TEXT BLOCK -
1 Introduction

The low quality of air in Poland is responsible for the anticipated death of 50000 people every year. Not only fatalities, life comfort of inhabitants is impacted with smog triggering chronicle respiratory difficulties, nauseas or headaches. Fight against smog encompasses a large range of action supported by public funds, from promotion of more recent furnace to the local ban of coal combustions.

A cornerstone of public measure lays in the ability to describe an initial state and monitor its evolution; it makes possible the investigation of the expected improvement associated with a strategy. In this respect, a network of station measuring air quality across Poland provides hourly evaluation of various pollutant. The station data are either directly delivered through synthetic maps or less refined as raw data (a measure at a give date and time for a specific pollutant monitored by a peculiar station).

Stations provide air quality estimation in a specific location and provide therefore a localised description of the air quality. The number of station changes with time, with a general trend to increase the number of stations available. In this condition, the stated of air quality is not available for the whole territory.

To account for spacial discrete distribution of station, and variation with time of data acquisition availability the complete network of air quality monitoring can be interpolated so as to obtain a local estimation in any position within the map. This will help representing the general situation of air quality in Poland and also understanding the limit of the current air quality monitoring schemes. The approach presented hereafter is a possible general framework for the generation of interpolated maps along with prediction variance estimations.

2 Material and methods

2.1 Principle

The general idea is to retrieve and select air quality data from station scattered across the country and represent them on a map. The stations represent singular points, the scattered values are used for interpolation so as to estimated the air quality over all territory in a raster. The raster, the country boundaries (shape), the station measure (points) are then stacked over an open street map background.

2.2 Data

Updated PM10 data are available via an API interface: https://powietrze.gios.gov.pl/pjp/content/api.

RECORD EXCERPTS -

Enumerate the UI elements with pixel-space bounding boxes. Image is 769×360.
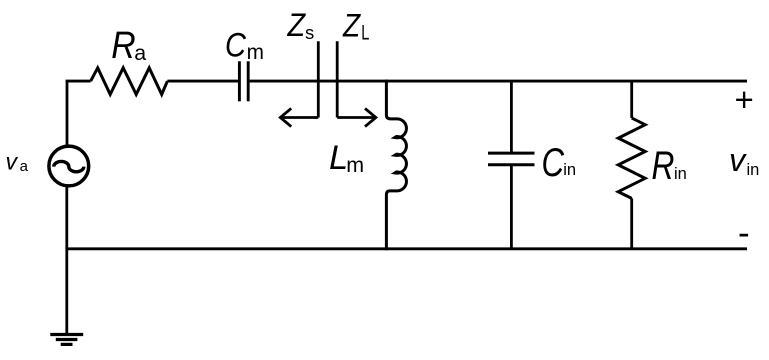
svg-text:a: a — [20, 158, 29, 175]
voltage source V1 va circle — [49, 146, 89, 186]
svg-text:s: s — [305, 22, 314, 43]
svg-text:-: - — [738, 214, 750, 253]
svg-text:+: + — [735, 81, 754, 118]
capacitor C2 Cin top plate — [488, 152, 535, 155]
wire Ra to Cm — [167, 80, 238, 83]
svg-text:in: in — [674, 165, 687, 183]
capacitor C1 Cm left plate — [238, 61, 241, 101]
wire Cin branch lower — [510, 165, 513, 249]
resistor R1 Ra — [91, 68, 168, 95]
ground bar 3 — [61, 343, 73, 346]
svg-text:m: m — [346, 153, 364, 177]
svg-text:C: C — [542, 141, 565, 185]
ground bar 2 — [56, 338, 78, 341]
node Zs reference line — [317, 41, 320, 117]
svg-text:in: in — [563, 161, 576, 179]
svg-text:a: a — [134, 41, 146, 65]
wire source to ground — [65, 187, 68, 335]
inductor L1 Lm — [386, 80, 406, 251]
arrow Zs pointing left — [281, 116, 318, 119]
svg-text:R: R — [652, 144, 675, 188]
capacitor C1 Cm right plate — [247, 61, 250, 101]
ground bar 1 — [50, 333, 83, 336]
voltage source sine symbol — [54, 161, 84, 171]
svg-text:L: L — [361, 22, 369, 45]
svg-text:v: v — [729, 142, 747, 178]
svg-text:Z: Z — [342, 7, 361, 43]
resistor R2 Rin — [618, 118, 645, 198]
wire source top lead — [66, 81, 69, 145]
node ZL reference line — [336, 41, 339, 117]
svg-text:R: R — [111, 25, 135, 67]
svg-text:v: v — [6, 149, 19, 175]
wire Rin branch upper — [630, 81, 633, 118]
svg-text:in: in — [747, 161, 760, 179]
svg-text:C: C — [225, 26, 246, 64]
wire Rin branch lower — [630, 198, 633, 248]
capacitor C2 Cin bottom plate — [488, 163, 535, 166]
svg-text:Z: Z — [287, 7, 307, 43]
wire bottom main — [67, 247, 747, 250]
wire top-left corner at source — [67, 81, 91, 82]
wire top main — [250, 80, 747, 83]
arrow ZL pointing right — [337, 116, 375, 119]
svg-text:m: m — [247, 41, 264, 64]
wire Cin branch upper — [510, 81, 513, 153]
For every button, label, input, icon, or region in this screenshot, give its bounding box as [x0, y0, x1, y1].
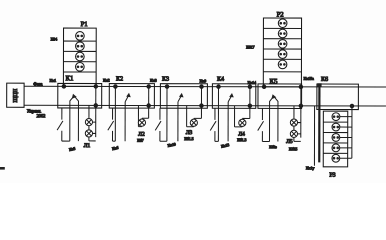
wire: Р3 right rail	[351, 106, 353, 158]
pins Р3	[332, 113, 352, 162]
contact К4	[218, 87, 233, 142]
label К617	[246, 44, 254, 49]
label Кн1у	[306, 165, 316, 170]
svg-text:Р2: Р2	[277, 12, 285, 19]
svg-text:Кн9: Кн9	[200, 78, 207, 83]
svg-text:ЩЦН: ЩЦН	[13, 88, 19, 103]
node: bottom bus К3	[200, 104, 204, 108]
label Р1	[81, 21, 88, 28]
svg-text:Р3: Р3	[329, 172, 335, 179]
svg-text:Кн1: Кн1	[50, 78, 57, 83]
contact К5	[269, 94, 277, 141]
lamp Л1 (two)	[85, 105, 95, 141]
label Кн15 К6	[304, 76, 328, 83]
relay box К1	[58, 83, 102, 108]
svg-text:Кб1з: Кб1з	[269, 144, 277, 149]
wire: lamp feed К4	[249, 87, 251, 106]
lamp Л5 (two)	[290, 106, 301, 142]
button contact Кн (section 1)	[57, 108, 70, 141]
button contact Кн (section 5)	[258, 108, 270, 141]
wire: Кн1у drop	[313, 106, 315, 166]
labels section 5	[269, 139, 297, 151]
node: top bus К2	[114, 85, 151, 89]
svg-text:Кн15а: Кн15а	[304, 76, 314, 81]
label К5	[270, 78, 278, 86]
label Кн14	[248, 80, 258, 85]
wire: lamp feed К2	[148, 87, 150, 106]
svg-text:Л1: Л1	[84, 143, 91, 149]
svg-text:Л5: Л5	[286, 139, 293, 145]
lamp Л3	[187, 106, 202, 127]
svg-text:Р1: Р1	[81, 21, 88, 28]
contact К2	[115, 86, 131, 141]
svg-text:Кн1у: Кн1у	[306, 165, 316, 170]
relay box К5	[258, 84, 302, 109]
label Управл. 2002	[27, 109, 46, 119]
labels section 3	[167, 130, 193, 148]
label К1	[66, 74, 74, 82]
svg-text:Кб7: Кб7	[137, 138, 144, 143]
button contact Кн (section 4)	[210, 108, 218, 141]
svg-text:Кн14: Кн14	[248, 80, 258, 85]
node: bottom bus К1	[94, 104, 98, 108]
node: bottom bus К5	[299, 104, 303, 108]
svg-text:Кб1.5: Кб1.5	[184, 136, 193, 141]
svg-text:К6: К6	[321, 76, 328, 83]
wire: lamp feed К3	[200, 87, 202, 106]
relay box К2	[109, 84, 154, 109]
labels section 2	[112, 132, 145, 151]
label Кн9 К4	[200, 76, 224, 84]
contact К1	[70, 94, 79, 141]
contact К3	[167, 87, 184, 142]
wire: lamp feed К1	[95, 86, 97, 105]
node: bottom bus К2	[147, 104, 151, 108]
svg-text:К04: К04	[51, 37, 58, 42]
wire: bottom bus Управл.2002	[24, 104, 386, 107]
labels section 1	[69, 143, 91, 152]
svg-text:К5: К5	[270, 78, 278, 86]
label К04	[51, 37, 58, 42]
label Фаза	[33, 83, 43, 88]
labels section 4	[221, 132, 247, 149]
svg-text:Фаза: Фаза	[33, 83, 43, 88]
pins Р1	[76, 32, 85, 72]
relay box К6	[317, 84, 359, 110]
svg-text:2002: 2002	[36, 114, 46, 119]
lamp Л4	[235, 106, 250, 127]
node: rail/bottom bus К6	[350, 104, 354, 108]
panel box ЩЦН	[7, 83, 24, 107]
scan edge mark	[0, 167, 5, 170]
svg-text:К3: К3	[162, 76, 169, 83]
relay box К4	[212, 84, 255, 109]
connector Р1 / relay coil К1 box	[63, 28, 96, 86]
svg-text:Кб1.3: Кб1.3	[237, 137, 246, 142]
connector Р2 / relay coil К5 box	[263, 18, 301, 87]
relay box К3	[160, 84, 207, 109]
svg-text:К617: К617	[246, 44, 254, 49]
connector Р3 box	[323, 111, 348, 167]
svg-text:К4: К4	[217, 76, 224, 83]
svg-text:К2: К2	[116, 75, 123, 82]
svg-text:К1: К1	[66, 74, 74, 82]
lamp Л2	[138, 106, 148, 127]
node: top bus К1	[62, 85, 97, 89]
wire: К6 thick drop	[317, 83, 322, 162]
node: top bus К3	[165, 85, 203, 89]
svg-text:Кн2: Кн2	[103, 78, 110, 83]
svg-text:Кн3: Кн3	[150, 78, 157, 83]
button contact Кн (section 3)	[155, 108, 167, 141]
label Кн3 К3	[150, 76, 169, 83]
node: bottom bus К4	[248, 104, 252, 108]
svg-text:Кб15: Кб15	[289, 146, 297, 151]
pins Р2	[278, 19, 287, 69]
wire: top bus Фаза	[24, 85, 386, 88]
node: top bus К4	[217, 85, 252, 89]
node: top bus К5	[262, 85, 302, 89]
button contact Кн (section 2)	[108, 108, 116, 141]
label Кн1	[50, 78, 57, 83]
label Кн2 К2	[103, 75, 123, 82]
label Р2	[277, 12, 285, 19]
wire: lamp feed К5	[300, 87, 302, 106]
label Р3	[329, 172, 335, 179]
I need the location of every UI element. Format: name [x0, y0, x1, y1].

GOAL 1 -
Answer these questions about the air quality text, each on its own line:
(a) How many anticipated deaths each year does the text attribute to the low quality of air in Poland?
(b) How often does the network of stations evaluate pollutants?
(c) Updated data for which pollutant are available via an API interface?
GOAL 2 -
Rewrite the part of the air quality text starting at "2.1 Principle" and ending at "street map background.", putting "nation" in place of "country".
GOAL 3 -
Extend the air quality text past its final sentence.

WRITTEN RESPONSE 1 -
(a) 50000
(b) Hourly
(c) PM10

WRITTEN RESPONSE 2 -
2.1 Principle

The general idea is to retrieve and select air quality data from station scattered across the nation and represent them on a map. The stations represent singular points, the scattered values are used for interpolation so as to estimated the air quality over all territory in a raster. The raster, the nation boundaries (shape), the station measure (points) are then stacked over an open street map background.

WRITTEN RESPONSE 3 -
The map shape was downloaded from the Geographic Information System of the COmmission (GISCO), a service within Eurostats. The GISCO proposes a nomenclature of territorial units for Statistics, named NUTS. The NUTS of the year 2016 was downloaded before running the application1.

Three Coordinate Reference System are used through this example: world scale data are based on the WGS84 (EPSG 4326) and station localisation is also given in this coordinate system, the European territorial unite are initially served in the ETRS89-extended / LAEA Europe (EPSG 3035), the Polish wide data are projected in ETRS89 / Poland CS92 (EPSG 2180)2. For CRS conversions with R, find out more at https://www.nceas.ucsb.edu/sites/default/files/2020-04/OverviewCoordinateReferenceSystems.pdf.

2.3 Packages

  • The API queries were managed with httr (Wickham 2019) and jsonlite (Ooms 2014) and geojsonio (Chamberlain and Teucher 2020).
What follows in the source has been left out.